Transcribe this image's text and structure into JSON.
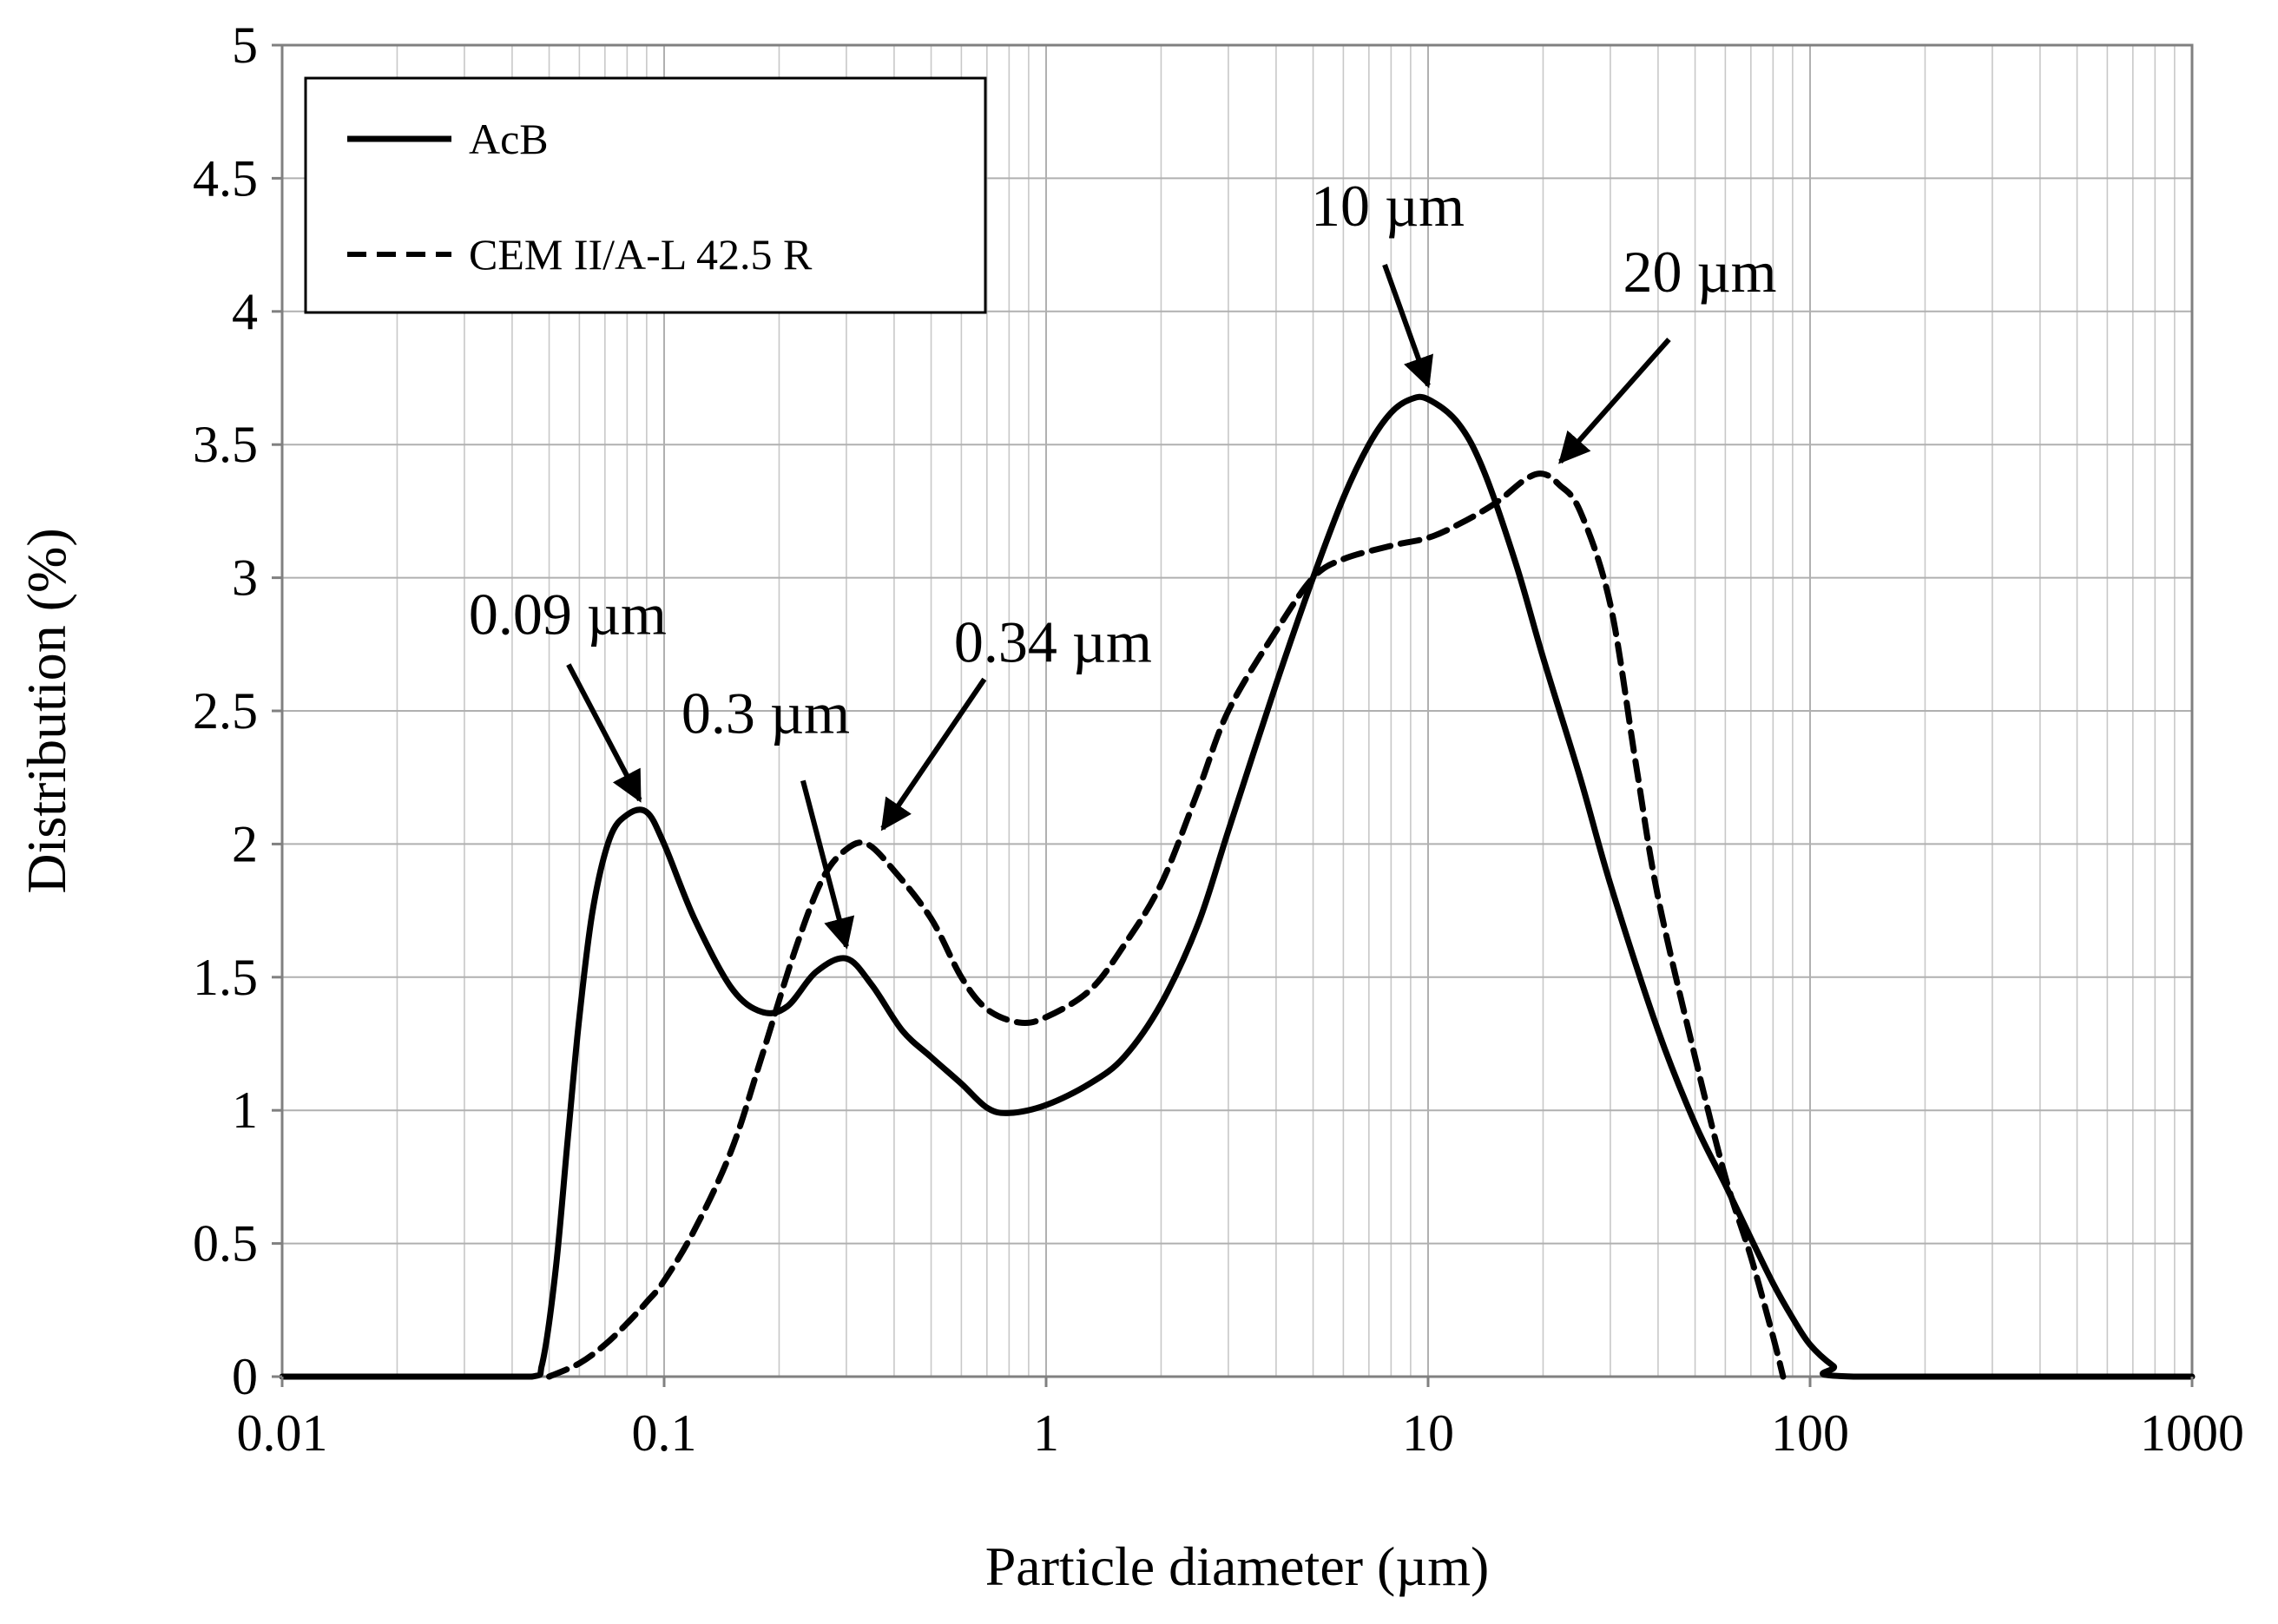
{
  "chart_data": {
    "type": "line",
    "title": "",
    "xlabel": "Particle diameter (µm)",
    "ylabel": "Distribution (%)",
    "xscale": "log",
    "xlim": [
      0.01,
      1000
    ],
    "ylim": [
      0,
      5
    ],
    "grid": true,
    "x_tick_labels": [
      "0.01",
      "0.1",
      "1",
      "10",
      "100",
      "1000"
    ],
    "y_tick_labels": [
      "0",
      "0.5",
      "1",
      "1.5",
      "2",
      "2.5",
      "3",
      "3.5",
      "4",
      "4.5",
      "5"
    ],
    "legend": {
      "placement": "top-left",
      "entries": [
        {
          "label": "AcB",
          "style": "solid"
        },
        {
          "label": "CEM II/A-L 42.5 R",
          "style": "dashed"
        }
      ]
    },
    "series": [
      {
        "name": "AcB",
        "style": "solid",
        "points": [
          [
            0.01,
            0
          ],
          [
            0.03,
            0
          ],
          [
            0.045,
            0
          ],
          [
            0.048,
            0.05
          ],
          [
            0.052,
            0.4
          ],
          [
            0.056,
            0.9
          ],
          [
            0.06,
            1.35
          ],
          [
            0.065,
            1.75
          ],
          [
            0.072,
            2.02
          ],
          [
            0.08,
            2.11
          ],
          [
            0.09,
            2.12
          ],
          [
            0.1,
            2.0
          ],
          [
            0.12,
            1.72
          ],
          [
            0.15,
            1.46
          ],
          [
            0.18,
            1.37
          ],
          [
            0.21,
            1.39
          ],
          [
            0.25,
            1.52
          ],
          [
            0.3,
            1.57
          ],
          [
            0.35,
            1.47
          ],
          [
            0.42,
            1.3
          ],
          [
            0.5,
            1.2
          ],
          [
            0.6,
            1.1
          ],
          [
            0.7,
            1.01
          ],
          [
            0.8,
            0.99
          ],
          [
            1.0,
            1.02
          ],
          [
            1.3,
            1.1
          ],
          [
            1.6,
            1.2
          ],
          [
            2.0,
            1.4
          ],
          [
            2.5,
            1.7
          ],
          [
            3.0,
            2.05
          ],
          [
            4.0,
            2.6
          ],
          [
            5.0,
            3.0
          ],
          [
            6.0,
            3.3
          ],
          [
            7.0,
            3.5
          ],
          [
            8.0,
            3.62
          ],
          [
            9.0,
            3.67
          ],
          [
            10.0,
            3.67
          ],
          [
            12.0,
            3.58
          ],
          [
            14.0,
            3.4
          ],
          [
            17.0,
            3.05
          ],
          [
            20.0,
            2.7
          ],
          [
            25.0,
            2.25
          ],
          [
            30.0,
            1.85
          ],
          [
            40.0,
            1.3
          ],
          [
            50.0,
            0.95
          ],
          [
            60.0,
            0.72
          ],
          [
            70.0,
            0.52
          ],
          [
            80.0,
            0.35
          ],
          [
            90.0,
            0.22
          ],
          [
            100.0,
            0.12
          ],
          [
            115.0,
            0.04
          ],
          [
            130.0,
            0.0
          ],
          [
            1000.0,
            0.0
          ]
        ]
      },
      {
        "name": "CEM II/A-L 42.5 R",
        "style": "dashed",
        "points": [
          [
            0.05,
            0
          ],
          [
            0.06,
            0.05
          ],
          [
            0.07,
            0.12
          ],
          [
            0.08,
            0.2
          ],
          [
            0.09,
            0.28
          ],
          [
            0.1,
            0.36
          ],
          [
            0.12,
            0.55
          ],
          [
            0.15,
            0.85
          ],
          [
            0.18,
            1.2
          ],
          [
            0.22,
            1.6
          ],
          [
            0.26,
            1.87
          ],
          [
            0.3,
            1.98
          ],
          [
            0.34,
            2.0
          ],
          [
            0.4,
            1.9
          ],
          [
            0.5,
            1.72
          ],
          [
            0.6,
            1.5
          ],
          [
            0.7,
            1.38
          ],
          [
            0.85,
            1.33
          ],
          [
            1.0,
            1.35
          ],
          [
            1.3,
            1.45
          ],
          [
            1.6,
            1.62
          ],
          [
            2.0,
            1.85
          ],
          [
            2.5,
            2.2
          ],
          [
            3.0,
            2.5
          ],
          [
            4.0,
            2.8
          ],
          [
            5.0,
            3.0
          ],
          [
            6.0,
            3.07
          ],
          [
            8.0,
            3.12
          ],
          [
            10.0,
            3.15
          ],
          [
            12.0,
            3.2
          ],
          [
            15.0,
            3.28
          ],
          [
            18.0,
            3.37
          ],
          [
            20.0,
            3.39
          ],
          [
            22.0,
            3.35
          ],
          [
            25.0,
            3.25
          ],
          [
            30.0,
            2.9
          ],
          [
            35.0,
            2.3
          ],
          [
            40.0,
            1.8
          ],
          [
            50.0,
            1.2
          ],
          [
            60.0,
            0.75
          ],
          [
            70.0,
            0.45
          ],
          [
            80.0,
            0.15
          ],
          [
            85.0,
            0.0
          ]
        ]
      }
    ],
    "annotations": [
      {
        "text": "0.09 µm",
        "series": "AcB",
        "x": 0.09,
        "y": 2.12
      },
      {
        "text": "0.3 µm",
        "series": "AcB",
        "x": 0.3,
        "y": 1.57
      },
      {
        "text": "0.34 µm",
        "series": "CEM II/A-L 42.5 R",
        "x": 0.34,
        "y": 2.0
      },
      {
        "text": "10 µm",
        "series": "AcB",
        "x": 10,
        "y": 3.67
      },
      {
        "text": "20 µm",
        "series": "CEM II/A-L 42.5 R",
        "x": 20,
        "y": 3.39
      }
    ]
  }
}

++++++++++

Transcribe the records above exactly as they appear, leaving out any pictures.

**PROBLEM SOLUTION:**
Transcribe this image's text and structure into JSON.
{
  "chart_data": {
    "type": "line",
    "title": "",
    "xlabel": "Particle diameter (µm)",
    "ylabel": "Distribution (%)",
    "xscale": "log",
    "xlim": [
      0.01,
      1000
    ],
    "ylim": [
      0,
      5
    ],
    "grid": true,
    "x_tick_labels": [
      "0.01",
      "0.1",
      "1",
      "10",
      "100",
      "1000"
    ],
    "y_tick_labels": [
      "0",
      "0.5",
      "1",
      "1.5",
      "2",
      "2.5",
      "3",
      "3.5",
      "4",
      "4.5",
      "5"
    ],
    "legend": {
      "placement": "top-left",
      "entries": [
        {
          "label": "AcB",
          "style": "solid"
        },
        {
          "label": "CEM II/A-L 42.5 R",
          "style": "dashed"
        }
      ]
    },
    "series": [
      {
        "name": "AcB",
        "style": "solid",
        "points": [
          [
            0.01,
            0
          ],
          [
            0.03,
            0
          ],
          [
            0.045,
            0
          ],
          [
            0.048,
            0.05
          ],
          [
            0.052,
            0.4
          ],
          [
            0.056,
            0.9
          ],
          [
            0.06,
            1.35
          ],
          [
            0.065,
            1.75
          ],
          [
            0.072,
            2.02
          ],
          [
            0.08,
            2.11
          ],
          [
            0.09,
            2.12
          ],
          [
            0.1,
            2.0
          ],
          [
            0.12,
            1.72
          ],
          [
            0.15,
            1.46
          ],
          [
            0.18,
            1.37
          ],
          [
            0.21,
            1.39
          ],
          [
            0.25,
            1.52
          ],
          [
            0.3,
            1.57
          ],
          [
            0.35,
            1.47
          ],
          [
            0.42,
            1.3
          ],
          [
            0.5,
            1.2
          ],
          [
            0.6,
            1.1
          ],
          [
            0.7,
            1.01
          ],
          [
            0.8,
            0.99
          ],
          [
            1.0,
            1.02
          ],
          [
            1.3,
            1.1
          ],
          [
            1.6,
            1.2
          ],
          [
            2.0,
            1.4
          ],
          [
            2.5,
            1.7
          ],
          [
            3.0,
            2.05
          ],
          [
            4.0,
            2.6
          ],
          [
            5.0,
            3.0
          ],
          [
            6.0,
            3.3
          ],
          [
            7.0,
            3.5
          ],
          [
            8.0,
            3.62
          ],
          [
            9.0,
            3.67
          ],
          [
            10.0,
            3.67
          ],
          [
            12.0,
            3.58
          ],
          [
            14.0,
            3.4
          ],
          [
            17.0,
            3.05
          ],
          [
            20.0,
            2.7
          ],
          [
            25.0,
            2.25
          ],
          [
            30.0,
            1.85
          ],
          [
            40.0,
            1.3
          ],
          [
            50.0,
            0.95
          ],
          [
            60.0,
            0.72
          ],
          [
            70.0,
            0.52
          ],
          [
            80.0,
            0.35
          ],
          [
            90.0,
            0.22
          ],
          [
            100.0,
            0.12
          ],
          [
            115.0,
            0.04
          ],
          [
            130.0,
            0.0
          ],
          [
            1000.0,
            0.0
          ]
        ]
      },
      {
        "name": "CEM II/A-L 42.5 R",
        "style": "dashed",
        "points": [
          [
            0.05,
            0
          ],
          [
            0.06,
            0.05
          ],
          [
            0.07,
            0.12
          ],
          [
            0.08,
            0.2
          ],
          [
            0.09,
            0.28
          ],
          [
            0.1,
            0.36
          ],
          [
            0.12,
            0.55
          ],
          [
            0.15,
            0.85
          ],
          [
            0.18,
            1.2
          ],
          [
            0.22,
            1.6
          ],
          [
            0.26,
            1.87
          ],
          [
            0.3,
            1.98
          ],
          [
            0.34,
            2.0
          ],
          [
            0.4,
            1.9
          ],
          [
            0.5,
            1.72
          ],
          [
            0.6,
            1.5
          ],
          [
            0.7,
            1.38
          ],
          [
            0.85,
            1.33
          ],
          [
            1.0,
            1.35
          ],
          [
            1.3,
            1.45
          ],
          [
            1.6,
            1.62
          ],
          [
            2.0,
            1.85
          ],
          [
            2.5,
            2.2
          ],
          [
            3.0,
            2.5
          ],
          [
            4.0,
            2.8
          ],
          [
            5.0,
            3.0
          ],
          [
            6.0,
            3.07
          ],
          [
            8.0,
            3.12
          ],
          [
            10.0,
            3.15
          ],
          [
            12.0,
            3.2
          ],
          [
            15.0,
            3.28
          ],
          [
            18.0,
            3.37
          ],
          [
            20.0,
            3.39
          ],
          [
            22.0,
            3.35
          ],
          [
            25.0,
            3.25
          ],
          [
            30.0,
            2.9
          ],
          [
            35.0,
            2.3
          ],
          [
            40.0,
            1.8
          ],
          [
            50.0,
            1.2
          ],
          [
            60.0,
            0.75
          ],
          [
            70.0,
            0.45
          ],
          [
            80.0,
            0.15
          ],
          [
            85.0,
            0.0
          ]
        ]
      }
    ],
    "annotations": [
      {
        "text": "0.09 µm",
        "series": "AcB",
        "x": 0.09,
        "y": 2.12
      },
      {
        "text": "0.3 µm",
        "series": "AcB",
        "x": 0.3,
        "y": 1.57
      },
      {
        "text": "0.34 µm",
        "series": "CEM II/A-L 42.5 R",
        "x": 0.34,
        "y": 2.0
      },
      {
        "text": "10 µm",
        "series": "AcB",
        "x": 10,
        "y": 3.67
      },
      {
        "text": "20 µm",
        "series": "CEM II/A-L 42.5 R",
        "x": 20,
        "y": 3.39
      }
    ]
  }
}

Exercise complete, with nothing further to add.